- **Texto fornecido**

┄┄┄┄┄┄┄┄┄┄

INTRODUÇÃO AO SOFTWARE LIVRE

 

Alexandre Oliva (*)

 

Prólogo

 

Richard M. Stallman viu-se um dia impedido de efetuar modificações num programa controlador de impressora.  A razão?  Ele não tinha acesso ao código fonte. Código fonte é a forma em que programas são escritos e documentados, para depois serem traduzidos para linguagem  de máquina passível de execução eficiente através de um processo denominado compilação.

 

Decidiu que não mais queria fazer parte de uma indústria de software que, cada vez mais, ocultava informações de seus usuários, e lhes negava a possibilidade de corrigir problemas.

 

Já tendo participado do desenvolvimento de outros sistemas operacionais, decidiu que era capaz de fazê-lo novamente.  Deixou seu emprego no Massachussets Institute of Technology, publicou o GNU Manifesto} e criou a FSF (Free Software Foundation), convocando programadores do mundo a se unirem com o objetivo de criar software que permitisse o uso de computadores sem abrir mão de certas liberdades.  Surgiu assim o projeto GNU.

 

Liberdades

 

Entende-se por software livre aquele que permita ao usuário:

 

1.      Executar o programa para qualquer propósito. Mesmo a liberdade mais óbvia é cerceada por autores de programas proprietários que, com o propósito de conter a pirataria, introduzem mecanismos que impedem o uso do software em casos de troca de equipamento, ou o uso não simultâneo em computadores diferentes.

 

2.      Estudar o programa, e adaptá-lo às suas necessidades.  Para isso é necessário o código fonte.  Governos de muitos países têm se dado conta de quão perigoso pode ser colocar informações das quais sua soberania depende nas mãos de softwares proprietários, que podem sorrateiramente expor essa   informação, não sendo possível verificar a ausência de tais mecanismos. A possibilidade de adaptar software é útil mesmo para quem não tem conhecimento para programar um computador: dispondo do código fonte, é possível solicitar que outra pessoa (o autor original ou não) efetue a adaptação.  Não poder adaptar o software significa precisar adaptar o uso, ou deixar de usar o software.

┄┄┄┄┄┄┄┄┄┄

- **Dados registrados**
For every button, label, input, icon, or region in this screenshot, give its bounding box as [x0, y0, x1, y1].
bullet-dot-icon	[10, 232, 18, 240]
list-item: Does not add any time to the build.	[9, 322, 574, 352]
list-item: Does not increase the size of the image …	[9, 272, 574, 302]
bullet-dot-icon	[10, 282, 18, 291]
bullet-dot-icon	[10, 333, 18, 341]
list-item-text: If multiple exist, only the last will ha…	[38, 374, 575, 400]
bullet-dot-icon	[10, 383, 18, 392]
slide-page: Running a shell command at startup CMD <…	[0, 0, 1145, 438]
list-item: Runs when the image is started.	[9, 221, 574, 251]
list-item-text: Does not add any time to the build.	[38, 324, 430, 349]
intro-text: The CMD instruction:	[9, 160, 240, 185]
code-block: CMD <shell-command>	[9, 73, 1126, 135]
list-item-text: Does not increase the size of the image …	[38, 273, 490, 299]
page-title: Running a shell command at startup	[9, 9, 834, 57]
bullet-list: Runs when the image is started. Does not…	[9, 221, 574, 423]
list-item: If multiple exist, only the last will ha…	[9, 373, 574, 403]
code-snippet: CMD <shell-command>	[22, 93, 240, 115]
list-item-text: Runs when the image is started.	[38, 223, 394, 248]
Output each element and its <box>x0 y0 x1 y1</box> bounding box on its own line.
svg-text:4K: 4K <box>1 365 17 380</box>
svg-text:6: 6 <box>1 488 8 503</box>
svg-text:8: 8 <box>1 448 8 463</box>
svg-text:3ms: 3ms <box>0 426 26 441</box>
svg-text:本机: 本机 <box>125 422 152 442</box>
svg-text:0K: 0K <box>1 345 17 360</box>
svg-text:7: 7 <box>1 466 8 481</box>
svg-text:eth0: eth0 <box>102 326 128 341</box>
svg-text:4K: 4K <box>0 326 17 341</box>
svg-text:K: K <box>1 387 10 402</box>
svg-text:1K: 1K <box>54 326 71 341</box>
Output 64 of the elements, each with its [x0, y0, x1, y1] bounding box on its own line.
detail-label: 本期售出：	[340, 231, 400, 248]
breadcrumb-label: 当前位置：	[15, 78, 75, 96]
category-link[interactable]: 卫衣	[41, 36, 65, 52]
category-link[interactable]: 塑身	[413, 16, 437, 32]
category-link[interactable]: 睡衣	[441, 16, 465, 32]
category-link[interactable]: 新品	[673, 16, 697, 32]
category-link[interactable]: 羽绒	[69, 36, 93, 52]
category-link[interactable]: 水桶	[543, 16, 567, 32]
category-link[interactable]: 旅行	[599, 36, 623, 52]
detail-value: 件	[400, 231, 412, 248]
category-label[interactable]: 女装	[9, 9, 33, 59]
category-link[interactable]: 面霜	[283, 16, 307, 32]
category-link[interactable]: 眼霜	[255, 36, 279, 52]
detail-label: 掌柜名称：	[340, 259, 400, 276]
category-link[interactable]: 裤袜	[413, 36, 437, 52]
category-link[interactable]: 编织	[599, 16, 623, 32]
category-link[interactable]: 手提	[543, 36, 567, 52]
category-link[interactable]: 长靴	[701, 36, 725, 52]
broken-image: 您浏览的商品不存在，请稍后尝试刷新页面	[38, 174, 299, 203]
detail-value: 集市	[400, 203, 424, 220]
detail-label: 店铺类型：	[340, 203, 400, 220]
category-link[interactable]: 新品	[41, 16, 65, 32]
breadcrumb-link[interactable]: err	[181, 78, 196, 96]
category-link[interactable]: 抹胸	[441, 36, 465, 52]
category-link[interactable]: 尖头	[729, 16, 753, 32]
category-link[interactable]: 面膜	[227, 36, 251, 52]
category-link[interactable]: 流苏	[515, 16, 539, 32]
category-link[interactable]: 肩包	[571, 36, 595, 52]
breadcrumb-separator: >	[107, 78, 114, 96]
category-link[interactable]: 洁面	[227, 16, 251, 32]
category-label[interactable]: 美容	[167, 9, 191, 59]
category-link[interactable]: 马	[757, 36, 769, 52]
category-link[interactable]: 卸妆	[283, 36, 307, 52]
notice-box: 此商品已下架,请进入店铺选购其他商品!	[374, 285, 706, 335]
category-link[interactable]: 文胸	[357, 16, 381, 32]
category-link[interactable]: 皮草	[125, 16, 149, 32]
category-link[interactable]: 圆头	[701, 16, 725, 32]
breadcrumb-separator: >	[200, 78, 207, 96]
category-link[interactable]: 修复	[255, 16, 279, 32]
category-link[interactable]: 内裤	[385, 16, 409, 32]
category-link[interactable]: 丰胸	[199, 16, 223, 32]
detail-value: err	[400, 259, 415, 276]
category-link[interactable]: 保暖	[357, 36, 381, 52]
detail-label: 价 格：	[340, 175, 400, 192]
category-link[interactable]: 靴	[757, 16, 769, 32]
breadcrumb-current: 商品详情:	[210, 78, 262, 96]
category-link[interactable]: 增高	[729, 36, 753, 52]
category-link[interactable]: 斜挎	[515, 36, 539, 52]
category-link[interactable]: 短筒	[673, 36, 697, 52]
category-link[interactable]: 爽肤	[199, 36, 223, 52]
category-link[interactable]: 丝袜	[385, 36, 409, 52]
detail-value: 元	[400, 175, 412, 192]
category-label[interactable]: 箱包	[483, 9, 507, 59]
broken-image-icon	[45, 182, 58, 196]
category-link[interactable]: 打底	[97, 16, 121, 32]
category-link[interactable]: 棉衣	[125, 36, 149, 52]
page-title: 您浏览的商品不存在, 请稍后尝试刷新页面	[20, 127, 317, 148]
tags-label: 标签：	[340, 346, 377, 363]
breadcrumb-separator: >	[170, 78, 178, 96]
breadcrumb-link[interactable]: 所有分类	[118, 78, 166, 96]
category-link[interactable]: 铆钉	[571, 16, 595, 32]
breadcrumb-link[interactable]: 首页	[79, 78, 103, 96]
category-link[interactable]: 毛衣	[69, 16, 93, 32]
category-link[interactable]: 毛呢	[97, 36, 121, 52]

┄┄┄┄┄┄┄┄┄┄

- **Tarefas a realizar**
• A. Transcreva, sem nenhuma alteração, o trecho do texto sobre software livre que vai de "Alexandre Oliva (*)" a "processo denominado compilação.".
• B. No texto sobre software livre, por que Richard M. Stallman não conseguiu modificar o programa controlador de impressora?
• C. Dê continuidade ao texto sobre software livre a partir do ponto em que ele termina.

- **Respostas por tarefa**
• A.
Alexandre Oliva (*)

 

Prólogo

 

Richard M. Stallman viu-se um dia impedido de efetuar modificações num programa controlador de impressora.  A razão?  Ele não tinha acesso ao código fonte. Código fonte é a forma em que programas são escritos e documentados, para depois serem traduzidos para linguagem  de máquina passível de execução eficiente através de um processo denominado compilação.

• B. Porque ele não tinha acesso ao código fonte.

• C.
3.      Distribuir cópias do programa. A liberdade de, ao permitir a outra pessoa fazer uso do software, não ser comparado a alguém que invade e saqueia um navio enquanto mata ou escraviza sua tripulação.  O custo físico de duplicar   software é extremamente baixo.  As leis que concedem monopólio temporário de exploração aos detentores do direito autoral sobre uma obra, a fim de estimular a criatividade e enriquecer o domínio público após o prazo, têm um prazo longo demais para o software, que se torna obsoleto em poucos anos. Aos que temem ver seus investimentos perdidos por não poder cobrar por inúmeras licenças de uso do software, considerem o alcance maior que o software pode ter caso possa ser experimentado e utilizado livremente, trazendo mais clientes para serviços tais como desenvolvimento, adaptação, treinamento e suporte.  E, aos que têm medo da possível concorrência, confiem em sua própria excelência, e contem com a concorrência para trabalhar no aprimoramento do produto.

 

4.      Modificar o programa, e redistribuí-lo. Da mesma forma que Isaac Newton pôde metaforicamente ver mais longe pois estava sobre ombros de gigantes, os programas de computador também podem se beneficiar da troca livre de informação existente na comunidade científica.  Se, ao invés de ter de recriar mecanismos   básicos para cada novo software, utilizar-se software já existente, que siga as melhores práticas conhecidas, pode-ser concentrar na funcionalidade nova, fomentando o progresso.

 

Licenças

 

O instrumento legal em que o detentor do direito autoral sobre um software concede a outra pessoa a permissão de executar, modificar e/ou distribuir seu software, modificado ou não, é chamado licença. Há inúmeras licenças que satisfazem as liberdades acima, e que portanto permitem que softwares que delas se utilizem sejam chamados livres.

 

Há, porém, diferenças importantes entre essas licenças.  Algumas, como a licença BSD (utilizada originalmente pela Berkeley Software Distribution) faz uma exigência mínima: apenas a preservação da nota de direito autoral.  Permite, por exemplo, que qualquer um tome o software na forma de código fonte, faça modificações ou não e distribua o programa na forma executável, cerceando portanto as liberdades de terceiros que deles recebam o programa.

 

A licença GNU GPL (General Public License) foi criada pela FSF com o propósito de evitar esse comportamento: um software licenciado através da GNU GPL, com ou sem modificações, só pode ser distribuído nesses mesmos termos, cabendo ao distribuidor garantir ao receptor acesso ao código fonte.

 

Mercado

 

É importante ressaltar que software livre não é necessariamente gratuito, uma confusão comum induzida por traduções desinformadas do termo original (Free Software).  A definição foi criada de modo que não só permitisse o surgimento de um mercado, mas que propiciasse o desenvolvimento de um mercado muito competitivo.  O próprio Richard Stallman se sustentou gravando o software, que ele disponibilizava para download gratuito, em fitas para interessados em colaborar financeiramente com o projeto.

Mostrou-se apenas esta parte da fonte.